'''
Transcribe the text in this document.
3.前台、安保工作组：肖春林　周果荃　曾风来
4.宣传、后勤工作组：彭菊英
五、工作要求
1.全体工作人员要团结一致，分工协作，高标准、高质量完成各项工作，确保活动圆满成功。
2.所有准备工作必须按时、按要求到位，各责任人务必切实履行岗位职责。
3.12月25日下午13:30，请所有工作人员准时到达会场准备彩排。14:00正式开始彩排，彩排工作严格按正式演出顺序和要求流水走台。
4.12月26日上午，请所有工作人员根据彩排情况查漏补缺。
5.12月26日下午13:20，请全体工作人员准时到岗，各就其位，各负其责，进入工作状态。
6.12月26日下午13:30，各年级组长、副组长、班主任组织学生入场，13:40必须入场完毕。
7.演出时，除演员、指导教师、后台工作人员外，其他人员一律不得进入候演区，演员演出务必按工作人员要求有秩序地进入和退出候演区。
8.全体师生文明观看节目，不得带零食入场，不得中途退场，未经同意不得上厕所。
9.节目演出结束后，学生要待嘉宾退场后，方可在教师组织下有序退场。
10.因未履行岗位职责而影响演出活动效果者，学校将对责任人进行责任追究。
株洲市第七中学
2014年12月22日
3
'''
Reproduce the entire listing word for word.

→ Solution to this exercise
Transcribe the text in this document.
3.前台、安保工作组：肖春林　周果荃　曾风来
4.宣传、后勤工作组：彭菊英
五、工作要求
1.全体工作人员要团结一致，分工协作，高标准、高质量完成各项工作，确保活动圆满成功。
2.所有准备工作必须按时、按要求到位，各责任人务必切实履行岗位职责。
3.12月25日下午13:30，请所有工作人员准时到达会场准备彩排。14:00正式开始彩排，彩排工作严格按正式演出顺序和要求流水走台。
4.12月26日上午，请所有工作人员根据彩排情况查漏补缺。
5.12月26日下午13:20，请全体工作人员准时到岗，各就其位，各负其责，进入工作状态。
6.12月26日下午13:30，各年级组长、副组长、班主任组织学生入场，13:40必须入场完毕。
7.演出时，除演员、指导教师、后台工作人员外，其他人员一律不得进入候演区，演员演出务必按工作人员要求有秩序地进入和退出候演区。
8.全体师生文明观看节目，不得带零食入场，不得中途退场，未经同意不得上厕所。
9.节目演出结束后，学生要待嘉宾退场后，方可在教师组织下有序退场。
10.因未履行岗位职责而影响演出活动效果者，学校将对责任人进行责任追究。
株洲市第七中学
2014年12月22日
3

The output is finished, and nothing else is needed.